* _Provided passage_
Collaborating to bridge the gap

By Catalina Myers, University of Alaska Anchorage

UAA Assistant Professor of Early Childhood Development Hattie Harvey takes a moment to snap a photo with one of the Yup’ik Immersion Program instructors at the Cook Inlet Native Head Start.

Education is often viewed as the cornerstone to success, and education administrators often focus on ensuring middle and high school students graduate with diplomas in hand. But what is often overlooked, is what happens before a child steps into the classroom on that first day of kindergarten.

Hattie Harvey, an assistant professor of early childhood development in UAA’s College of Education is looking to help change that with preschoolers—specifically Alaska Native children.

Early last spring she applied for the university’s Selkregg Community Engagement & Service Learning Award to collaborate with Cook Inlet Native Head Start’s (CINHS) Yup’ik Immersion Program. Although she was a runner-up for this year’s award, she received a grant to help fund her project for the 2017–2018 school year through UAA’s Center for Community Engagement & Learning (CCEL), an on campus center connecting faculty and student engagement research projects with local organizations and businesses.

* _Supplied data_
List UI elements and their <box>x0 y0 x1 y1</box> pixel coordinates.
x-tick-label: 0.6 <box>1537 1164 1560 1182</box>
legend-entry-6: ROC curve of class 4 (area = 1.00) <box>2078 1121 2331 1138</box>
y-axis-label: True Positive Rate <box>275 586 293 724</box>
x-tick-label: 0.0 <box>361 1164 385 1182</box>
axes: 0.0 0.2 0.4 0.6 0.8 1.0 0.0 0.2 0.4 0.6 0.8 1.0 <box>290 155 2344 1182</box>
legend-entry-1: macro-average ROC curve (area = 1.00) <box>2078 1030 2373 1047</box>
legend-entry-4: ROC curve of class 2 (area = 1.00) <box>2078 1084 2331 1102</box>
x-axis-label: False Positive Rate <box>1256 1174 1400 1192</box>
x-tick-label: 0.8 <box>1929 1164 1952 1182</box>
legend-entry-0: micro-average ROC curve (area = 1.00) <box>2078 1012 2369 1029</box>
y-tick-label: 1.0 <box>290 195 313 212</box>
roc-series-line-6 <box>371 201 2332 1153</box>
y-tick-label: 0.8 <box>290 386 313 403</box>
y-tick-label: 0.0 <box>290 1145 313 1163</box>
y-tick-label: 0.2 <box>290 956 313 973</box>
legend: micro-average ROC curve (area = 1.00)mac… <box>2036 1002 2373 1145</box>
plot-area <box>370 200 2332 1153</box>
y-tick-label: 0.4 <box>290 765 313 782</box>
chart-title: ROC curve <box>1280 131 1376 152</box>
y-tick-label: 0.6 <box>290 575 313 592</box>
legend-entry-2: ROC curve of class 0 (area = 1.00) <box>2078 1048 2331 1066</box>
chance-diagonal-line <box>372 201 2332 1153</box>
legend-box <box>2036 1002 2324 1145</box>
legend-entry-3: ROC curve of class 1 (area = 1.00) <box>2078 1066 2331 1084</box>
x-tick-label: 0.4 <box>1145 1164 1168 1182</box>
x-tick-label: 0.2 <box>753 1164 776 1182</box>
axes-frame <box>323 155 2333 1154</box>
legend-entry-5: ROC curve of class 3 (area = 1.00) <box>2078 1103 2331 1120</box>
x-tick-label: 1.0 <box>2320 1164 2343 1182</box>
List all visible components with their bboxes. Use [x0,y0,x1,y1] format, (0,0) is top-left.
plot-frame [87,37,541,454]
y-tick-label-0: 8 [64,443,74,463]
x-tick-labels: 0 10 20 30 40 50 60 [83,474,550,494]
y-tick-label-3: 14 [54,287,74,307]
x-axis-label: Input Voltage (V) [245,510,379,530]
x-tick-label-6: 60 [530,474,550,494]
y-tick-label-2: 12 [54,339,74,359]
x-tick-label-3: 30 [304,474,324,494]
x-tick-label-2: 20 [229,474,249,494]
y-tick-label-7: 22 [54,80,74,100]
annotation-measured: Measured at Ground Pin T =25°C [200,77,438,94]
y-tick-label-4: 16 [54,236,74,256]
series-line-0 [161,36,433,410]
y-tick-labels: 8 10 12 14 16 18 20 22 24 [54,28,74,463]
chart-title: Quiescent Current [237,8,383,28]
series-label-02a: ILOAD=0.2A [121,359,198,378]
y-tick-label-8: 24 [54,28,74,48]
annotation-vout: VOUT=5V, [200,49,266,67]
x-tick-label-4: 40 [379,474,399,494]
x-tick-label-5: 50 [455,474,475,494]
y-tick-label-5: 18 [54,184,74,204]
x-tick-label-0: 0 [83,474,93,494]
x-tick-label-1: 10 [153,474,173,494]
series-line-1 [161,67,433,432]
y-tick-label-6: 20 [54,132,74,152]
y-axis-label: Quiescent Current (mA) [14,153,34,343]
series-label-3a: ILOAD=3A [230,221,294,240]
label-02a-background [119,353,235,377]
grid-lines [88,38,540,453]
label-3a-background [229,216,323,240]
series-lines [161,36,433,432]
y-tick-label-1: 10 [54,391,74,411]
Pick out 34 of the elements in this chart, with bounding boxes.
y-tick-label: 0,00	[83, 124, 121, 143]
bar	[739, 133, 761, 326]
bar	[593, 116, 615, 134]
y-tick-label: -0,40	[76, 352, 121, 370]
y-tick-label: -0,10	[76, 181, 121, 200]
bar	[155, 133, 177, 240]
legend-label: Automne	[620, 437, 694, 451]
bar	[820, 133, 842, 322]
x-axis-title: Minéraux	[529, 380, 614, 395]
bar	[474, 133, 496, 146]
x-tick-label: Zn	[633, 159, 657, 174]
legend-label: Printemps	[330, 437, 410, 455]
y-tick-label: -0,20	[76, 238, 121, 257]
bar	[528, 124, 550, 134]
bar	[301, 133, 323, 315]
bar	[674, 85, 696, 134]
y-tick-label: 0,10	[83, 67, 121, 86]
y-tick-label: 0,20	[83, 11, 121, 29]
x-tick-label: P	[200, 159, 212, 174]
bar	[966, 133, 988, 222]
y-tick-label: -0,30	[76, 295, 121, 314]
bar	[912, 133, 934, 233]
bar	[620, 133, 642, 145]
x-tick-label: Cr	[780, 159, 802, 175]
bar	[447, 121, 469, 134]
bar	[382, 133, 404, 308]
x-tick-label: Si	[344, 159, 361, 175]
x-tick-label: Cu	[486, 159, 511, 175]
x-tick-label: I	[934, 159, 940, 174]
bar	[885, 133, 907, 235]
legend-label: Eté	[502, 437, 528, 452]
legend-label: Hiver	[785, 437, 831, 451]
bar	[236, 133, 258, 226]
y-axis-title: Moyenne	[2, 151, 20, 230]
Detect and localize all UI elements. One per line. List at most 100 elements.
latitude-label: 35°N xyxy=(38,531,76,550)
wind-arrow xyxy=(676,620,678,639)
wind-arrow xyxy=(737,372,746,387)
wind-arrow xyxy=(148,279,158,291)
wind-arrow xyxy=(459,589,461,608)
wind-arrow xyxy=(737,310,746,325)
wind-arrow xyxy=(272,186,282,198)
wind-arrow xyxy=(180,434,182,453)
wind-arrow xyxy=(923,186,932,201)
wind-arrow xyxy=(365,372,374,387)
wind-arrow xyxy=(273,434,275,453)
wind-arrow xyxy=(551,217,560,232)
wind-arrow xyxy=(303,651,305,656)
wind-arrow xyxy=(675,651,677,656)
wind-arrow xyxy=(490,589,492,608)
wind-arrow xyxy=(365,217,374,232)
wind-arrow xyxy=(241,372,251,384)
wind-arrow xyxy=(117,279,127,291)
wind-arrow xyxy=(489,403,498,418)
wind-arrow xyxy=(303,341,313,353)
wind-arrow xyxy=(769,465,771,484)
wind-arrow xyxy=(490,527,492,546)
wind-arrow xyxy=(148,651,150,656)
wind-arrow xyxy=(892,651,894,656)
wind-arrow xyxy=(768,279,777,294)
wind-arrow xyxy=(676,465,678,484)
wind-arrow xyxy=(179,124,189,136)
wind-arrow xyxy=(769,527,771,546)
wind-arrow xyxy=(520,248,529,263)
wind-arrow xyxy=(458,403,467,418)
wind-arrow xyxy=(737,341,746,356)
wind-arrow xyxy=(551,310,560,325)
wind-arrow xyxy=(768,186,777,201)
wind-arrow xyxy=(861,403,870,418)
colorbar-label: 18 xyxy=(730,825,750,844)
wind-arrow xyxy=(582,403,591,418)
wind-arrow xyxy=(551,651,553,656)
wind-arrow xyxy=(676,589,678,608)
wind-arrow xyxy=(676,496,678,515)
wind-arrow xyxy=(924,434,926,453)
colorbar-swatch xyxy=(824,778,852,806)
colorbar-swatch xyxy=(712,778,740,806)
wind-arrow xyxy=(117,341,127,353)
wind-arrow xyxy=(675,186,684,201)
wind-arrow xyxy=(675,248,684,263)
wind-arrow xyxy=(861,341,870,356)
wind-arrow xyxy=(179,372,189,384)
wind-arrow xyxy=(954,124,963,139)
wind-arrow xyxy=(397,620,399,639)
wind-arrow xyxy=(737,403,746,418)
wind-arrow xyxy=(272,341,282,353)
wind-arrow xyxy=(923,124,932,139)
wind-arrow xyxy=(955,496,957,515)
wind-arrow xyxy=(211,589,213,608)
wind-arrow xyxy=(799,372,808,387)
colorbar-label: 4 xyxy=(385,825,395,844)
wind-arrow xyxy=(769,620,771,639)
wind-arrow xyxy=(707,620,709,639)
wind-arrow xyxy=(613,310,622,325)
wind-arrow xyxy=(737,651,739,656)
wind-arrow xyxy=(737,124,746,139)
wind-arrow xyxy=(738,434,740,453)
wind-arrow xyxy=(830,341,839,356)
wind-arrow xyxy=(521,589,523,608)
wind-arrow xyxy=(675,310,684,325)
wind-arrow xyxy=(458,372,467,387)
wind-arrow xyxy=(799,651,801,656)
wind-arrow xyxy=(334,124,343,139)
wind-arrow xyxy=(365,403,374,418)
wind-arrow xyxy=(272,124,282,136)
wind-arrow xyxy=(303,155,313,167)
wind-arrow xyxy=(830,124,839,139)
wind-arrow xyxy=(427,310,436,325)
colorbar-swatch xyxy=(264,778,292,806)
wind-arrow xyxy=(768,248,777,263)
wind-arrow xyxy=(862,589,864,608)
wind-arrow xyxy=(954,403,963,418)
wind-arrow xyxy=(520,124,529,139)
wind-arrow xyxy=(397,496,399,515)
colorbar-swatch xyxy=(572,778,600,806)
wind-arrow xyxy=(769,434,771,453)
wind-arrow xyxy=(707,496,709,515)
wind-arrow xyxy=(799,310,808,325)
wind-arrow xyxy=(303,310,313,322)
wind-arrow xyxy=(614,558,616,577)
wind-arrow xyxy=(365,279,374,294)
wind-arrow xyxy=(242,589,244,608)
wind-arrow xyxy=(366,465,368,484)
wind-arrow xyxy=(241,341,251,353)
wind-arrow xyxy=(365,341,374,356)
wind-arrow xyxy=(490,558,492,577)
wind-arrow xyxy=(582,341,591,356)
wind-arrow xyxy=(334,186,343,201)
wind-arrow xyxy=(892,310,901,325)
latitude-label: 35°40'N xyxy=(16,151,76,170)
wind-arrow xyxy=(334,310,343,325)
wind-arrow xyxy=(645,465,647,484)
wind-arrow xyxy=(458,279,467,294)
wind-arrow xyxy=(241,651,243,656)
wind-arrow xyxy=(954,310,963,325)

* _Written request_
Rewrite the article starting with "Early last spring" and going on through "organizations and businesses.", substituting "finalist" for "runner-up". Work only from the article, not from the lines.

* _Solution to this task_
Early last spring she applied for the university’s Selkregg Community Engagement & Service Learning Award to collaborate with Cook Inlet Native Head Start’s (CINHS) Yup’ik Immersion Program. Although she was a finalist for this year’s award, she received a grant to help fund her project for the 2017–2018 school year through UAA’s Center for Community Engagement & Learning (CCEL), an on campus center connecting faculty and student engagement research projects with local organizations and businesses.